§ Directive
Your task is to extract every line from the material below exactly.

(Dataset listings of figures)
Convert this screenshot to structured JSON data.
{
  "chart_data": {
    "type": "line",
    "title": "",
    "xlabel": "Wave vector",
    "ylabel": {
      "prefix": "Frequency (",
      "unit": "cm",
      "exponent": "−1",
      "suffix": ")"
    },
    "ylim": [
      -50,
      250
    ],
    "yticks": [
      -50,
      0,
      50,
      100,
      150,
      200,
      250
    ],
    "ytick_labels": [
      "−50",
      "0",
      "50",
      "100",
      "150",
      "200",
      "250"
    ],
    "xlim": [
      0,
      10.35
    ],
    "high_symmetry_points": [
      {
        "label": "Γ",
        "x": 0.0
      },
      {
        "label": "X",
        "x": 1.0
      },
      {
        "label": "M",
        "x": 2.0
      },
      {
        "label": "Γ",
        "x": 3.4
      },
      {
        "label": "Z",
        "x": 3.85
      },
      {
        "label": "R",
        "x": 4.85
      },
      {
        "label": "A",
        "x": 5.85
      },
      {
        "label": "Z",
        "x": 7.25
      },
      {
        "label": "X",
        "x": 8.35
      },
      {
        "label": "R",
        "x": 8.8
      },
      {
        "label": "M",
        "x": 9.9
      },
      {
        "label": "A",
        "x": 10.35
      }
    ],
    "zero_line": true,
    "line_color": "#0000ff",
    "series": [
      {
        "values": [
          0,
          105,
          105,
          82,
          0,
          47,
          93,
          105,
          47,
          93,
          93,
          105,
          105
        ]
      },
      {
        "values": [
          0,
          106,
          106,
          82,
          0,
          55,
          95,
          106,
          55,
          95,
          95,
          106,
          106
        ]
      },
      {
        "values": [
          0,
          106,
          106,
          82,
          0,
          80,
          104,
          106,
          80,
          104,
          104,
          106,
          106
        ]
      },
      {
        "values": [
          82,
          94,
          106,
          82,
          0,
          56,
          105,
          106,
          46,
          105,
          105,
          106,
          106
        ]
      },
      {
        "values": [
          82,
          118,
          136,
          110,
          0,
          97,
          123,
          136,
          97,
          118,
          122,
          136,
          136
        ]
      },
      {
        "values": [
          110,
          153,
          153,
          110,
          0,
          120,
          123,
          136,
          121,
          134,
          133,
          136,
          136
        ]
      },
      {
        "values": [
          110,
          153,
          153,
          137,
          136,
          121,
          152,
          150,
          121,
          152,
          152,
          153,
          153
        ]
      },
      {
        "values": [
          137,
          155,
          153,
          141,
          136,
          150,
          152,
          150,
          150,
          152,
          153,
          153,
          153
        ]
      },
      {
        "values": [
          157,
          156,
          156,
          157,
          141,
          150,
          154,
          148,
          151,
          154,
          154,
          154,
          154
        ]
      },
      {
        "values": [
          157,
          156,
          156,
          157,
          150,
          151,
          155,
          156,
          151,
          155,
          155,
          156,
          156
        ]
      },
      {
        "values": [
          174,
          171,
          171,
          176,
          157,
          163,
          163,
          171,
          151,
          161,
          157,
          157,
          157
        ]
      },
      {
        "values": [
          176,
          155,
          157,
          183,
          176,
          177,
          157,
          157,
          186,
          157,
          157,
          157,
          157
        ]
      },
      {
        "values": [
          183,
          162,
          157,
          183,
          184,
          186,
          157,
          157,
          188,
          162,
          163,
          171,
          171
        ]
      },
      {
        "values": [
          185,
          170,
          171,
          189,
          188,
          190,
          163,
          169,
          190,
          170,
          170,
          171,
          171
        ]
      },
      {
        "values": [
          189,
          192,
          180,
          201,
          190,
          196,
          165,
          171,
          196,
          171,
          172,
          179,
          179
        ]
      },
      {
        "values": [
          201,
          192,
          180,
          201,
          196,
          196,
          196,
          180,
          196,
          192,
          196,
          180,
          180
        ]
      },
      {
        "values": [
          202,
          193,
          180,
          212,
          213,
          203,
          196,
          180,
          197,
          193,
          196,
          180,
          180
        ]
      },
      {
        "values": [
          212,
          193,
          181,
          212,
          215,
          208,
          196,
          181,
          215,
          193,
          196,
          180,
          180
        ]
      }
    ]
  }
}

§ Result
Convert this screenshot to structured JSON data.
{
  "chart_data": {
    "type": "line",
    "title": "",
    "xlabel": "Wave vector",
    "ylabel": {
      "prefix": "Frequency (",
      "unit": "cm",
      "exponent": "−1",
      "suffix": ")"
    },
    "ylim": [
      -50,
      250
    ],
    "yticks": [
      -50,
      0,
      50,
      100,
      150,
      200,
      250
    ],
    "ytick_labels": [
      "−50",
      "0",
      "50",
      "100",
      "150",
      "200",
      "250"
    ],
    "xlim": [
      0,
      10.35
    ],
    "high_symmetry_points": [
      {
        "label": "Γ",
        "x": 0.0
      },
      {
        "label": "X",
        "x": 1.0
      },
      {
        "label": "M",
        "x": 2.0
      },
      {
        "label": "Γ",
        "x": 3.4
      },
      {
        "label": "Z",
        "x": 3.85
      },
      {
        "label": "R",
        "x": 4.85
      },
      {
        "label": "A",
        "x": 5.85
      },
      {
        "label": "Z",
        "x": 7.25
      },
      {
        "label": "X",
        "x": 8.35
      },
      {
        "label": "R",
        "x": 8.8
      },
      {
        "label": "M",
        "x": 9.9
      },
      {
        "label": "A",
        "x": 10.35
      }
    ],
    "zero_line": true,
    "line_color": "#0000ff",
    "series": [
      {
        "values": [
          0,
          105,
          105,
          82,
          0,
          47,
          93,
          105,
          47,
          93,
          93,
          105,
          105
        ]
      },
      {
        "values": [
          0,
          106,
          106,
          82,
          0,
          55,
          95,
          106,
          55,
          95,
          95,
          106,
          106
        ]
      },
      {
        "values": [
          0,
          106,
          106,
          82,
          0,
          80,
          104,
          106,
          80,
          104,
          104,
          106,
          106
        ]
      },
      {
        "values": [
          82,
          94,
          106,
          82,
          0,
          56,
          105,
          106,
          46,
          105,
          105,
          106,
          106
        ]
      },
      {
        "values": [
          82,
          118,
          136,
          110,
          0,
          97,
          123,
          136,
          97,
          118,
          122,
          136,
          136
        ]
      },
      {
        "values": [
          110,
          153,
          153,
          110,
          0,
          120,
          123,
          136,
          121,
          134,
          133,
          136,
          136
        ]
      },
      {
        "values": [
          110,
          153,
          153,
          137,
          136,
          121,
          152,
          150,
          121,
          152,
          152,
          153,
          153
        ]
      },
      {
        "values": [
          137,
          155,
          153,
          141,
          136,
          150,
          152,
          150,
          150,
          152,
          153,
          153,
          153
        ]
      },
      {
        "values": [
          157,
          156,
          156,
          157,
          141,
          150,
          154,
          148,
          151,
          154,
          154,
          154,
          154
        ]
      },
      {
        "values": [
          157,
          156,
          156,
          157,
          150,
          151,
          155,
          156,
          151,
          155,
          155,
          156,
          156
        ]
      },
      {
        "values": [
          174,
          171,
          171,
          176,
          157,
          163,
          163,
          171,
          151,
          161,
          157,
          157,
          157
        ]
      },
      {
        "values": [
          176,
          155,
          157,
          183,
          176,
          177,
          157,
          157,
          186,
          157,
          157,
          157,
          157
        ]
      },
      {
        "values": [
          183,
          162,
          157,
          183,
          184,
          186,
          157,
          157,
          188,
          162,
          163,
          171,
          171
        ]
      },
      {
        "values": [
          185,
          170,
          171,
          189,
          188,
          190,
          163,
          169,
          190,
          170,
          170,
          171,
          171
        ]
      },
      {
        "values": [
          189,
          192,
          180,
          201,
          190,
          196,
          165,
          171,
          196,
          171,
          172,
          179,
          179
        ]
      },
      {
        "values": [
          201,
          192,
          180,
          201,
          196,
          196,
          196,
          180,
          196,
          192,
          196,
          180,
          180
        ]
      },
      {
        "values": [
          202,
          193,
          180,
          212,
          213,
          203,
          196,
          180,
          197,
          193,
          196,
          180,
          180
        ]
      },
      {
        "values": [
          212,
          193,
          181,
          212,
          215,
          208,
          196,
          181,
          215,
          193,
          196,
          180,
          180
        ]
      }
    ]
  }
}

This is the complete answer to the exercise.